**Exercise**
Please reproduce the entries below word for word, leaving out the pictures.

**Task inputs**
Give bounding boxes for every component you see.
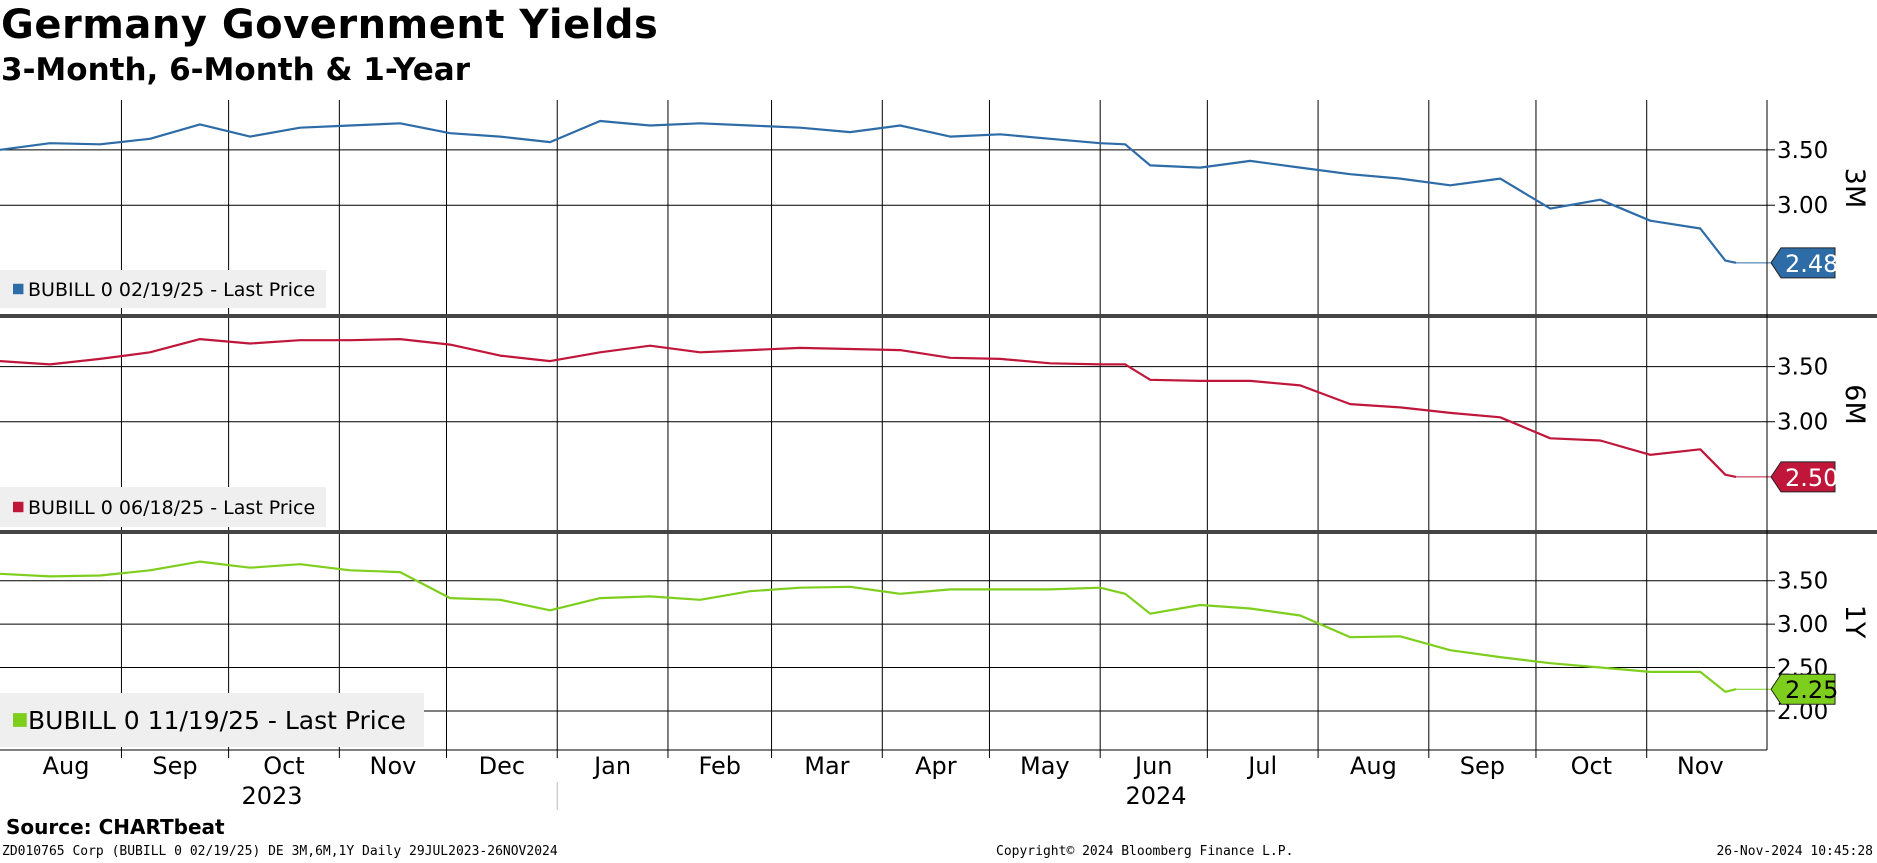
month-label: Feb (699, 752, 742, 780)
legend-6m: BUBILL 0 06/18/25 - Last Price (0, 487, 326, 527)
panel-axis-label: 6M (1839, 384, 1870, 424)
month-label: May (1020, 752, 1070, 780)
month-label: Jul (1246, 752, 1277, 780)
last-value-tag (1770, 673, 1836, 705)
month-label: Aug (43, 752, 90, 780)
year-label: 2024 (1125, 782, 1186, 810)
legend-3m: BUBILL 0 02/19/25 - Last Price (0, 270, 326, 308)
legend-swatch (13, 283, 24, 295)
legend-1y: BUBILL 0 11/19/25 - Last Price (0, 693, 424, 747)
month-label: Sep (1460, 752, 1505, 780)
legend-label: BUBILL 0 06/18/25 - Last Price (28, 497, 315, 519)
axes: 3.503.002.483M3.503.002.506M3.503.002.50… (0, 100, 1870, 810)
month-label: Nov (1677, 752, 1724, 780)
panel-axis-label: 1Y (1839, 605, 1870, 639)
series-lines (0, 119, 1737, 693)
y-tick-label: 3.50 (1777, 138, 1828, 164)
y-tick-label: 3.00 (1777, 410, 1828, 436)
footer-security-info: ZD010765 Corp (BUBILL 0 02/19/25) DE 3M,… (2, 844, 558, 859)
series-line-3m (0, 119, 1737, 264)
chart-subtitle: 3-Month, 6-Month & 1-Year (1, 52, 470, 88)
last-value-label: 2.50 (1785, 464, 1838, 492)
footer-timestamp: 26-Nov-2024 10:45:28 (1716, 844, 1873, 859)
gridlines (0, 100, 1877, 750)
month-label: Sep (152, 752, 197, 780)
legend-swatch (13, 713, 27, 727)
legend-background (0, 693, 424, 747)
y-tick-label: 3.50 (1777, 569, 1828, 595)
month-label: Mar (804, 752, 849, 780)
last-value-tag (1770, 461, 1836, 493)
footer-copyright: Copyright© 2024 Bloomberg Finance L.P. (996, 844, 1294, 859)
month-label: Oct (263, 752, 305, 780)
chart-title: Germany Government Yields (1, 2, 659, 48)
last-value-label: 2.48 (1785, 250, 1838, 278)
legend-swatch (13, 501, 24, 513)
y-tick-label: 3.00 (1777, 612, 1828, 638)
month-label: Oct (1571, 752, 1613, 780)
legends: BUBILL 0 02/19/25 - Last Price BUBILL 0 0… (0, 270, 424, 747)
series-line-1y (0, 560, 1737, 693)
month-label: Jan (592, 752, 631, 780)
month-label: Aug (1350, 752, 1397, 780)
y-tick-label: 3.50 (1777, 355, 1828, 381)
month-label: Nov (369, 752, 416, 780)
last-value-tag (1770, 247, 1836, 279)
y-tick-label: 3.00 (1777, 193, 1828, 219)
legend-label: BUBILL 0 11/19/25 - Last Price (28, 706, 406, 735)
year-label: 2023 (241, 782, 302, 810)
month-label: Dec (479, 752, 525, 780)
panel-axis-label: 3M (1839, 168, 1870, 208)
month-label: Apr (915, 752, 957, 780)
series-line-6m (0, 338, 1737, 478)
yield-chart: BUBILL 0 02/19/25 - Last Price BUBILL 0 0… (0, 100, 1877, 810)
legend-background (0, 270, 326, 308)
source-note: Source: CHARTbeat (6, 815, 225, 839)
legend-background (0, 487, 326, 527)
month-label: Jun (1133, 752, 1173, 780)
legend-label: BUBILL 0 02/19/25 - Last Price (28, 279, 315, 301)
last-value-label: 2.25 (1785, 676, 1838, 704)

**Task result**
Give bounding boxes for every component you see.
month-label: Feb (699, 752, 742, 780)
legend-6m: BUBILL 0 06/18/25 - Last Price (0, 487, 326, 527)
panel-axis-label: 6M (1839, 384, 1870, 424)
month-label: May (1020, 752, 1070, 780)
month-label: Jul (1246, 752, 1277, 780)
last-value-tag (1770, 673, 1836, 705)
month-label: Aug (43, 752, 90, 780)
year-label: 2024 (1125, 782, 1186, 810)
legend-3m: BUBILL 0 02/19/25 - Last Price (0, 270, 326, 308)
legend-swatch (13, 283, 24, 295)
legend-1y: BUBILL 0 11/19/25 - Last Price (0, 693, 424, 747)
month-label: Sep (1460, 752, 1505, 780)
legend-label: BUBILL 0 06/18/25 - Last Price (28, 497, 315, 519)
axes: 3.503.002.483M3.503.002.506M3.503.002.50… (0, 100, 1870, 810)
month-label: Nov (1677, 752, 1724, 780)
panel-axis-label: 1Y (1839, 605, 1870, 639)
series-lines (0, 119, 1737, 693)
y-tick-label: 3.50 (1777, 138, 1828, 164)
y-tick-label: 3.00 (1777, 410, 1828, 436)
footer-security-info: ZD010765 Corp (BUBILL 0 02/19/25) DE 3M,… (2, 844, 558, 859)
series-line-3m (0, 119, 1737, 264)
chart-subtitle: 3-Month, 6-Month & 1-Year (1, 52, 470, 88)
last-value-label: 2.50 (1785, 464, 1838, 492)
footer-timestamp: 26-Nov-2024 10:45:28 (1716, 844, 1873, 859)
gridlines (0, 100, 1877, 750)
month-label: Sep (152, 752, 197, 780)
legend-swatch (13, 713, 27, 727)
legend-background (0, 693, 424, 747)
y-tick-label: 3.50 (1777, 569, 1828, 595)
month-label: Mar (804, 752, 849, 780)
last-value-tag (1770, 461, 1836, 493)
footer-copyright: Copyright© 2024 Bloomberg Finance L.P. (996, 844, 1294, 859)
month-label: Oct (263, 752, 305, 780)
chart-title: Germany Government Yields (1, 2, 659, 48)
last-value-label: 2.48 (1785, 250, 1838, 278)
legend-swatch (13, 501, 24, 513)
y-tick-label: 3.00 (1777, 612, 1828, 638)
month-label: Oct (1571, 752, 1613, 780)
legends: BUBILL 0 02/19/25 - Last Price BUBILL 0 0… (0, 270, 424, 747)
series-line-1y (0, 560, 1737, 693)
month-label: Jan (592, 752, 631, 780)
month-label: Aug (1350, 752, 1397, 780)
y-tick-label: 3.50 (1777, 355, 1828, 381)
month-label: Nov (369, 752, 416, 780)
last-value-tag (1770, 247, 1836, 279)
y-tick-label: 3.00 (1777, 193, 1828, 219)
legend-label: BUBILL 0 11/19/25 - Last Price (28, 706, 406, 735)
year-label: 2023 (241, 782, 302, 810)
month-label: Dec (479, 752, 525, 780)
panel-axis-label: 3M (1839, 168, 1870, 208)
month-label: Apr (915, 752, 957, 780)
series-line-6m (0, 338, 1737, 478)
yield-chart: BUBILL 0 02/19/25 - Last Price BUBILL 0 0… (0, 100, 1877, 810)
legend-background (0, 270, 326, 308)
source-note: Source: CHARTbeat (6, 815, 225, 839)
legend-background (0, 487, 326, 527)
month-label: Jun (1133, 752, 1173, 780)
legend-label: BUBILL 0 02/19/25 - Last Price (28, 279, 315, 301)
last-value-label: 2.25 (1785, 676, 1838, 704)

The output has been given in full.